MEDITATIONS – Sage, ECRITS SPIRITUELS

Informations générales
  • ES-0523
  • MEDITATIONS
  • VINGT-CINQUIEME MEDITATION L'AUSTERITE
  • Sage, ECRITS SPIRITUELS
Informations détaillées
  • 1 AMOUR DES AISES
    1 AUSTERITE
    1 AVARICE
    1 CHATIMENT DU PECHE
    1 DESIR DE LA PERFECTION
    1 DONS EN ARGENT
    1 ECONOMIES
    1 GRANDEUR MORALE
    1 JUSTICE DE DIEU
    1 LUTTE CONTRE LA TENTATION
    1 LUTTE CONTRE LE CORPS
    1 OUBLI DE SOI
    1 PECHE ORIGINEL
    1 PETITES SOEURS DE L'ASSOMPTION
    1 PURIFICATION
    1 REFORME DU CARACTERE
    1 SOUFFRANCE ACCEPTEE
    1 VERTU DE CHASTETE
    1 VERTU DE PAUVRETE
    2 AMAN, BIBLE
    2 ANTOINE, SAINT
    2 BASILE, SAINT
    2 BENOIT, SAINT
    2 DOMINIQUE, SAINT
    2 FRANCOIS D'ASSISE, SAINT
    2 TIBERE
La lettre

[[ Beati qui esuriunt et sitiunt justitiam, quoniam ipsi saturabuntur; bienheureux ceux qui ont faim et soif de la justice, parce qu’ils seront rassasiés. ]] (Matth. V, 6).

[Enregistrements d'une collection]

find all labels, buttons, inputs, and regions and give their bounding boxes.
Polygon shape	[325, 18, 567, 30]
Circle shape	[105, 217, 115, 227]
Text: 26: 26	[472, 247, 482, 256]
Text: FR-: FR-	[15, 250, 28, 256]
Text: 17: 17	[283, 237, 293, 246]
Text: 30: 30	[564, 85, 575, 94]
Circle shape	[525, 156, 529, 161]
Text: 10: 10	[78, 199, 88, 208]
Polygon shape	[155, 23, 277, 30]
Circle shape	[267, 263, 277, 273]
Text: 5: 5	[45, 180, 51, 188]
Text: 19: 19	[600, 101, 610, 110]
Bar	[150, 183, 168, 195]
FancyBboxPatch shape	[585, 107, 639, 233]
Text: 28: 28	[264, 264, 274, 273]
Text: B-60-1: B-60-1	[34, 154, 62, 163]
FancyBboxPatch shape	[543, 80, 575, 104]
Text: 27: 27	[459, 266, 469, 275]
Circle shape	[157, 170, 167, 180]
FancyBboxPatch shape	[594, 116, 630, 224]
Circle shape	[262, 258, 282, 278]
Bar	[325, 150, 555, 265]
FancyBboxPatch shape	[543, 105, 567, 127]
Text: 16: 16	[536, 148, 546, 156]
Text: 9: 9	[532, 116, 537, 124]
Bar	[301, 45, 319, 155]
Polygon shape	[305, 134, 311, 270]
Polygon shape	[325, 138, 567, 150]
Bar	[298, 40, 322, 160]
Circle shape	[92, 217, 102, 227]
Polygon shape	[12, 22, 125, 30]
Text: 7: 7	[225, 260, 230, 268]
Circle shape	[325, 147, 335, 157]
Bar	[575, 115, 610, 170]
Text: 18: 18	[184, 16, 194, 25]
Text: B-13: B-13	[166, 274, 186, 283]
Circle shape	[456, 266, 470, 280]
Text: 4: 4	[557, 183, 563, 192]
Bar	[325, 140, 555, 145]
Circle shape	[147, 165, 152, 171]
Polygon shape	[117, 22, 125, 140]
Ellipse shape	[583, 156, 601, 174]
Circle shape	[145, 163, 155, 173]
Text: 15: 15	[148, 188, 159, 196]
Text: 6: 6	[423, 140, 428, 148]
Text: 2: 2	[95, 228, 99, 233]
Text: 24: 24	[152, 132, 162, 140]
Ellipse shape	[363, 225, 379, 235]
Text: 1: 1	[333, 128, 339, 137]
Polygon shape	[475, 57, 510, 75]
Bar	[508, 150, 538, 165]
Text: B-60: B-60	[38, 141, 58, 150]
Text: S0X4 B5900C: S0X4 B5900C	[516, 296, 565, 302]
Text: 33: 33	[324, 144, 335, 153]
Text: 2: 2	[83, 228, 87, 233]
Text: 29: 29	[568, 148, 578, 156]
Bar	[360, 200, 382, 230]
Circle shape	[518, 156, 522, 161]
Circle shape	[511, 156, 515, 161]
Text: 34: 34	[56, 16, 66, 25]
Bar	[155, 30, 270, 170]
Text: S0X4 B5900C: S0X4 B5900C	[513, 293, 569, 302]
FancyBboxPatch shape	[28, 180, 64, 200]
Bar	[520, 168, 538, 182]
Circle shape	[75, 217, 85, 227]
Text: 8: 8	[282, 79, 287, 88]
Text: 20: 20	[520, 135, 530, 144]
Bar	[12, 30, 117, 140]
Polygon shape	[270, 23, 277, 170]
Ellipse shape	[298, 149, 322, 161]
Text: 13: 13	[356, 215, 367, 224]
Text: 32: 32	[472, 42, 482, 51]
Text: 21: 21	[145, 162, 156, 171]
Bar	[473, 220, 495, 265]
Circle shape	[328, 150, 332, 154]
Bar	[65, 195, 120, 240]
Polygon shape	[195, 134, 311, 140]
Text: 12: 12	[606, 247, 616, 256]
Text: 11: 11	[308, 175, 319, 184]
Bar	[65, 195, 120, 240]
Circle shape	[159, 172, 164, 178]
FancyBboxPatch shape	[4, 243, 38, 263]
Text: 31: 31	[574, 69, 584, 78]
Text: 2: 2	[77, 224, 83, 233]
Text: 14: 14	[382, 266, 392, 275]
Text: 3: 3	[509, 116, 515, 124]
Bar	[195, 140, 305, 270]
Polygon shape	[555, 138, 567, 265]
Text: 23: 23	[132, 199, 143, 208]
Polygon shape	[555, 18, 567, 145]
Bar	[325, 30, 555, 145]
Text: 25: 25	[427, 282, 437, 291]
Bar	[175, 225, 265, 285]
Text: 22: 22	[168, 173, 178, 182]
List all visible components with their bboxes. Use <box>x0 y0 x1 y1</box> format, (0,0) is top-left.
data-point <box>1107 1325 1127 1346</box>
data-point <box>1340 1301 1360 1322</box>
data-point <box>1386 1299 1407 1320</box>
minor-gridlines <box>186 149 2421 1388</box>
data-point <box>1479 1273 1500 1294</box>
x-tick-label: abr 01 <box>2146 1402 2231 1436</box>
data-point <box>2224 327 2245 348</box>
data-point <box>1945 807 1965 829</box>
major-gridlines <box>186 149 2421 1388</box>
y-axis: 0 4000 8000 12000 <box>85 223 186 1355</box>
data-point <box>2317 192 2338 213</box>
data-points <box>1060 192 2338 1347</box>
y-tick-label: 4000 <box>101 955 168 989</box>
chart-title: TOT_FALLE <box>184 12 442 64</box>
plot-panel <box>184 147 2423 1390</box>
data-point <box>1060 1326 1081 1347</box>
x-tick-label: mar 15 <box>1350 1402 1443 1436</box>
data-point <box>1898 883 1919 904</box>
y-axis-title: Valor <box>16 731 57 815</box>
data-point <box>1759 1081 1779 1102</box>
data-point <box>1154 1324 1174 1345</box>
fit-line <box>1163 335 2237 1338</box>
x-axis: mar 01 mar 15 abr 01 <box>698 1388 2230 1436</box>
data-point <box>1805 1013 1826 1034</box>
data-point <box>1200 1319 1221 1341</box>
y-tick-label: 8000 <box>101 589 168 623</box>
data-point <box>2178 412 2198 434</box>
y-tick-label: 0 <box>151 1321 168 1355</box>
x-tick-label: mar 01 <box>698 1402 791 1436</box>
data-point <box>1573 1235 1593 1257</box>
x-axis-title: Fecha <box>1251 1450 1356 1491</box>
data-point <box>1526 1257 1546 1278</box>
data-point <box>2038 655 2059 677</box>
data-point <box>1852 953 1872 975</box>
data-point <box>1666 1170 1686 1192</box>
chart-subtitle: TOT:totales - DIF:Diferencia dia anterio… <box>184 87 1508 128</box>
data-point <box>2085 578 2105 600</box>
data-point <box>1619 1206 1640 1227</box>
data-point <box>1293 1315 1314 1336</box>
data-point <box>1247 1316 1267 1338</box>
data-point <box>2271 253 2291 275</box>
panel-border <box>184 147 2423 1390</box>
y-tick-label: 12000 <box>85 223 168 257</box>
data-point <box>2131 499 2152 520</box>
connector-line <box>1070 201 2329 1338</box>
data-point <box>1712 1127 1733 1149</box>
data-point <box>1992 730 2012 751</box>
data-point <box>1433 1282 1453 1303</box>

## [Tâches et exercices]
1. Modifiez le passage de la méditation sur l'austérité allant de « [[ Beati qui » jusqu'à « (Matth. V, 6). » en remplaçant « rassasiés » par « comblés ».
2. Mettez sous forme de liste JSON de chaînes, une chaîne par ligne et sans lignes vides, le passage des enregistrements allant de leur début jusqu'à la ligne contenant « 156, 529, 161] », cette ligne incluse.

## [Problèmes corrigés]
1.
[[ Beati qui esuriunt et sitiunt justitiam, quoniam ipsi saturabuntur; bienheureux ceux qui ont faim et soif de la justice, parce qu’ils seront comblés. ]] (Matth. V, 6).

2.
[
  "find all labels, buttons, inputs, and regions and give their bounding boxes.",
  "Polygon shape\t[325, 18, 567, 30]",
  "Circle shape\t[105, 217, 115, 227]",
  "Text: 26: 26\t[472, 247, 482, 256]",
  "Text: FR-: FR-\t[15, 250, 28, 256]",
  "Text: 17: 17\t[283, 237, 293, 246]",
  "Text: 30: 30\t[564, 85, 575, 94]",
  "Circle shape\t[525, 156, 529, 161]"
]